→ **SET TASK**:
Give the total number of lines with the word "Administration" in them, and no other words.

→ **RECORDS FOR THE TASK**:
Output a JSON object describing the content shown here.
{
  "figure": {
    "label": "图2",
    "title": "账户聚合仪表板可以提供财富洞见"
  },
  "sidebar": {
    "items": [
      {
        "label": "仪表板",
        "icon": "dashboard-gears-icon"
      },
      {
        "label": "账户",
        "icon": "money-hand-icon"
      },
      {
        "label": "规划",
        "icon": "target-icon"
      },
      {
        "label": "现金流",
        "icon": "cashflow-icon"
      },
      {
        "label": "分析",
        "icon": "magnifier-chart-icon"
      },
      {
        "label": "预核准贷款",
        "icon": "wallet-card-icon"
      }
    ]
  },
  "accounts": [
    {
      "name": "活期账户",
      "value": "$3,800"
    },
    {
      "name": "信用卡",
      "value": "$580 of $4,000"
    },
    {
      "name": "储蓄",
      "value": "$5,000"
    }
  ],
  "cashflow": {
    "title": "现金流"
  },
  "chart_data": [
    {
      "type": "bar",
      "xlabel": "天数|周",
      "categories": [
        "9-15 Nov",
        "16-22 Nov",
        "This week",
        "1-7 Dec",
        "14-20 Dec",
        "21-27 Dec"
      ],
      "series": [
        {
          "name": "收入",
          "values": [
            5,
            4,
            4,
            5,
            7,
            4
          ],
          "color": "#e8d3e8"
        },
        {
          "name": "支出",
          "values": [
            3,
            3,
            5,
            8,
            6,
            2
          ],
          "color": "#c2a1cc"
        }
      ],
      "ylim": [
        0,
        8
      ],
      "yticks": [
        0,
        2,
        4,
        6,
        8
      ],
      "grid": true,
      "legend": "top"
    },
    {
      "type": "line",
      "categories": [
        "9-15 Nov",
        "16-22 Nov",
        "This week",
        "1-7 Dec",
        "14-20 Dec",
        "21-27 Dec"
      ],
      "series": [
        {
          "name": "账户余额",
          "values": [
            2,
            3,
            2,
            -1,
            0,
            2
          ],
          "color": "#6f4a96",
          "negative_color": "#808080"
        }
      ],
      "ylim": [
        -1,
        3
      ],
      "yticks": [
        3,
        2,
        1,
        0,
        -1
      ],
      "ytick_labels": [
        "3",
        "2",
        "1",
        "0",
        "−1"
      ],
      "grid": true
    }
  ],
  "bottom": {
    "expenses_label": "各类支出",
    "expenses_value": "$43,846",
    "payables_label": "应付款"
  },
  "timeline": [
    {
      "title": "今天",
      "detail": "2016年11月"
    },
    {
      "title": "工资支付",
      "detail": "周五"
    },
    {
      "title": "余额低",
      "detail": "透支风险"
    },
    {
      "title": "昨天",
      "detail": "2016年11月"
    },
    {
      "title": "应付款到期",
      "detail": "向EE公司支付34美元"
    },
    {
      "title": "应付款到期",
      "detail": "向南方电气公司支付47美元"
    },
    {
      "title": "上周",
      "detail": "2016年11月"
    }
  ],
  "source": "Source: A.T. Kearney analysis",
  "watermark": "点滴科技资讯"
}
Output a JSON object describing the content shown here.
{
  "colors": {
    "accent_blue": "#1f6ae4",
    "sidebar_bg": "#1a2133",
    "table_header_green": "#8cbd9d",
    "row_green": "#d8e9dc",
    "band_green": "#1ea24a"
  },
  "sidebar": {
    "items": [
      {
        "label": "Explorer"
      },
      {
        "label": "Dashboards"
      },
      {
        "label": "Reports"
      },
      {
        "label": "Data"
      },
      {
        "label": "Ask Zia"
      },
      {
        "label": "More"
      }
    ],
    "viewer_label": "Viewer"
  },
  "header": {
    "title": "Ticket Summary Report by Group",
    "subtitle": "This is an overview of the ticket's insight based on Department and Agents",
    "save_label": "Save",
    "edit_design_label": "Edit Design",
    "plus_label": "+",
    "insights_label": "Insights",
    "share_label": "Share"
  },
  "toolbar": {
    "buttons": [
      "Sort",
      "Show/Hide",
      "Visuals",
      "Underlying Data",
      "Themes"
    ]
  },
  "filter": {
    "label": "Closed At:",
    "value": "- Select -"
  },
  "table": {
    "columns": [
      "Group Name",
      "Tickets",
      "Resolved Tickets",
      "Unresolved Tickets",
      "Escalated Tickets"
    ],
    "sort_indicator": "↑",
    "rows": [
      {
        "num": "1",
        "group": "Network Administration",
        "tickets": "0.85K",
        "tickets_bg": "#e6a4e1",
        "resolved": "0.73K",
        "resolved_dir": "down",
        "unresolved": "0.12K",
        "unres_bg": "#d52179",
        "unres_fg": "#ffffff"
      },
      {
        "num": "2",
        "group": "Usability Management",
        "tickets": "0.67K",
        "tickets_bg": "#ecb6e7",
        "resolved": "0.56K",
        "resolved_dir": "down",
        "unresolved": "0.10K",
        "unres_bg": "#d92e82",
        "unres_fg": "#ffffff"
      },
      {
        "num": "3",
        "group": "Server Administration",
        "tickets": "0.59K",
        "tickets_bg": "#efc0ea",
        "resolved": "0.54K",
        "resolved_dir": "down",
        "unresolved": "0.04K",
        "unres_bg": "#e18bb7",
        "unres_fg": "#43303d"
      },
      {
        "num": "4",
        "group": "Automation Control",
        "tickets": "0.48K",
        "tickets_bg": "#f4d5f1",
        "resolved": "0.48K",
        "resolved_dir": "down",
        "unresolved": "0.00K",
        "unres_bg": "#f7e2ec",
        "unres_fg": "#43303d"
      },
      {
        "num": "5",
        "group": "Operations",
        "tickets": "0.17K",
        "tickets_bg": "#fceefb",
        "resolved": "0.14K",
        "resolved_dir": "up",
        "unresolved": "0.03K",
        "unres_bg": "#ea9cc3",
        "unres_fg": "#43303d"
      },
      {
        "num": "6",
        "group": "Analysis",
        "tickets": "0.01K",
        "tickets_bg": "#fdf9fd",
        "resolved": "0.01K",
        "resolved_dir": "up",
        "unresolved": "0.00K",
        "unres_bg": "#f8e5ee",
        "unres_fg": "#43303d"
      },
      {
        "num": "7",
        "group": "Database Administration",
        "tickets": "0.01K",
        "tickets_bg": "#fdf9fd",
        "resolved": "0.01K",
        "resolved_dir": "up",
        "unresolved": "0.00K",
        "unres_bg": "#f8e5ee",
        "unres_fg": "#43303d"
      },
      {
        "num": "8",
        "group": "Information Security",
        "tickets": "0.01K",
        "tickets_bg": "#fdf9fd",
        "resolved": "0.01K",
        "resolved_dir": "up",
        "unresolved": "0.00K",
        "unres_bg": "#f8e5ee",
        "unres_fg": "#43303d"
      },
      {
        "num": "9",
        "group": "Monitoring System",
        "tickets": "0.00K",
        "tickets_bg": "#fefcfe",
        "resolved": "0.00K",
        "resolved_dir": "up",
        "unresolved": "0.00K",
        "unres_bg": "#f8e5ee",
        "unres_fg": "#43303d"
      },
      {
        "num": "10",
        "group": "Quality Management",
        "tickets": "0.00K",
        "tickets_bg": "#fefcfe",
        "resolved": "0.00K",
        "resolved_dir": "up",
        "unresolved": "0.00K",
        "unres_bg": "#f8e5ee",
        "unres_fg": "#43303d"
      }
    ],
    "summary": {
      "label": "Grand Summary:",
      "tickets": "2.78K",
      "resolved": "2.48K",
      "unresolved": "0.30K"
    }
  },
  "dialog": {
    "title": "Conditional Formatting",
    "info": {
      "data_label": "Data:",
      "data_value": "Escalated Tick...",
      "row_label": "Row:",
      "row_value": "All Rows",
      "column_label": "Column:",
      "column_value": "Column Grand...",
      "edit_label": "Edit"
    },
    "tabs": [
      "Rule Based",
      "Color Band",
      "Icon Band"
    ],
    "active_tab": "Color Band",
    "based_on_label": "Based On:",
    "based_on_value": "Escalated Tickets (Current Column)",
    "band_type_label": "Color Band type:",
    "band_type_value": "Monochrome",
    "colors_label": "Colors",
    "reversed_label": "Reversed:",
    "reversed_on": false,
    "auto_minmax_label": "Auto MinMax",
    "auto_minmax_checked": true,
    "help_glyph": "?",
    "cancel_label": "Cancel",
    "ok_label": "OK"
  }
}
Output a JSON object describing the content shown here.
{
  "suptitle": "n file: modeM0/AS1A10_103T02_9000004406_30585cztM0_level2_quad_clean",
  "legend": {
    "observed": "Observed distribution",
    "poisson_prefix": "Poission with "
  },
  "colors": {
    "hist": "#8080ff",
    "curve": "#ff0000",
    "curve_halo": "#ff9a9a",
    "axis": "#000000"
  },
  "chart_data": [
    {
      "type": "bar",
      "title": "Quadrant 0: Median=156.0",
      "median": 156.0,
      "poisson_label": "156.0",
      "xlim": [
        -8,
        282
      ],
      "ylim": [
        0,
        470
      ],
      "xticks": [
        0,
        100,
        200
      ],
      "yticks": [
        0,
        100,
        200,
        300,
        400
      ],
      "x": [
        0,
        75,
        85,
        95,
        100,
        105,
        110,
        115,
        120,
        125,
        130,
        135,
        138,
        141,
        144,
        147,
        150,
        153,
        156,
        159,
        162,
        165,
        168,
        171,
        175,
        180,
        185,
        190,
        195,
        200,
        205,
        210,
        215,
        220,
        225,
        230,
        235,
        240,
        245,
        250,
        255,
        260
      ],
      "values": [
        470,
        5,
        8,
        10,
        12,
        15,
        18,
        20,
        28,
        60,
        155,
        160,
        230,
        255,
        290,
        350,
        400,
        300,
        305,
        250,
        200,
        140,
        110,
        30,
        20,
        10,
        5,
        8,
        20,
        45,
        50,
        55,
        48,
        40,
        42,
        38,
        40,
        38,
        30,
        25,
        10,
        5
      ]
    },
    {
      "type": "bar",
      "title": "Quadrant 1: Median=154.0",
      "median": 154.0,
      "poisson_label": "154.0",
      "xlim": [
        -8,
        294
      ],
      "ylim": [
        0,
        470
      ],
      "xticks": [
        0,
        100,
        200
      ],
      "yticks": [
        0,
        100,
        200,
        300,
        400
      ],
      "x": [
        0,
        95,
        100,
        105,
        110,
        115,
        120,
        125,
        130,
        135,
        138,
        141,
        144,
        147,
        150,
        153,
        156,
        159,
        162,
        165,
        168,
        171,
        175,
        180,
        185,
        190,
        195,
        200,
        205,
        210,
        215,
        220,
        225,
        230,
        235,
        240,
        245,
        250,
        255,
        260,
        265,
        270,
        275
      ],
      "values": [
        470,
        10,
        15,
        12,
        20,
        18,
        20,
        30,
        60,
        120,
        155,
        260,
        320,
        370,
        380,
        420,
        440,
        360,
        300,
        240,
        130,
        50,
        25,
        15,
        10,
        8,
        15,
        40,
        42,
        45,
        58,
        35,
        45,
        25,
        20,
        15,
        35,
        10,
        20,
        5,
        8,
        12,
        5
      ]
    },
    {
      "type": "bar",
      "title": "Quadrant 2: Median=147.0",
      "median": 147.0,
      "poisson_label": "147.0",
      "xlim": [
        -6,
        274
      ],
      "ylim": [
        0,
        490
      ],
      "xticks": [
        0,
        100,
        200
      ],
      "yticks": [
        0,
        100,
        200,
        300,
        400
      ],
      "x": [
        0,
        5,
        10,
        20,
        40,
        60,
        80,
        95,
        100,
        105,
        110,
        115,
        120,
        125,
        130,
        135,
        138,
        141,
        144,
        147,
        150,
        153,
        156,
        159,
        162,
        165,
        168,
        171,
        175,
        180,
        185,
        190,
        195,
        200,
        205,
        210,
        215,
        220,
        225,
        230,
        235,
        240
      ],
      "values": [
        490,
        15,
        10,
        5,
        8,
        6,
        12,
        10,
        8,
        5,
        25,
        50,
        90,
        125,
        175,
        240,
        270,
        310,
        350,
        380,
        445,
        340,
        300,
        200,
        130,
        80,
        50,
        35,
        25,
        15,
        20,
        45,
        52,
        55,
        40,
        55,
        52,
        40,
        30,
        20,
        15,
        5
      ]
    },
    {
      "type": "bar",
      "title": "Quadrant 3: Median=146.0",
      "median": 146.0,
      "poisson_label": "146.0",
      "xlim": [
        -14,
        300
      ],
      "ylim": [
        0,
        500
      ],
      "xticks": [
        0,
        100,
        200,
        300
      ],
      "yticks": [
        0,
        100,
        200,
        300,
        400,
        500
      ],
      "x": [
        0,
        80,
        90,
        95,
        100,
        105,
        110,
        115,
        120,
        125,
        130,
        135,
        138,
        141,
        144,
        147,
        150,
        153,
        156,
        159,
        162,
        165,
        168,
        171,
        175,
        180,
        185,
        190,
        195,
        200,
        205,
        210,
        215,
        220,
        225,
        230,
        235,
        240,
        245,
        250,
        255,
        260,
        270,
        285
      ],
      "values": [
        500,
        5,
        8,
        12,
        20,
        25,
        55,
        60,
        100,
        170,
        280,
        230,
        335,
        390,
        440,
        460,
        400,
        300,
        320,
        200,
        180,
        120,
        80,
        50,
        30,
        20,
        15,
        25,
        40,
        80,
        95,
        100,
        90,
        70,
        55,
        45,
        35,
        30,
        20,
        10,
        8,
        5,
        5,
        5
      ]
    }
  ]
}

→ **RESPONSE FOR THIS EXERCISE**:
3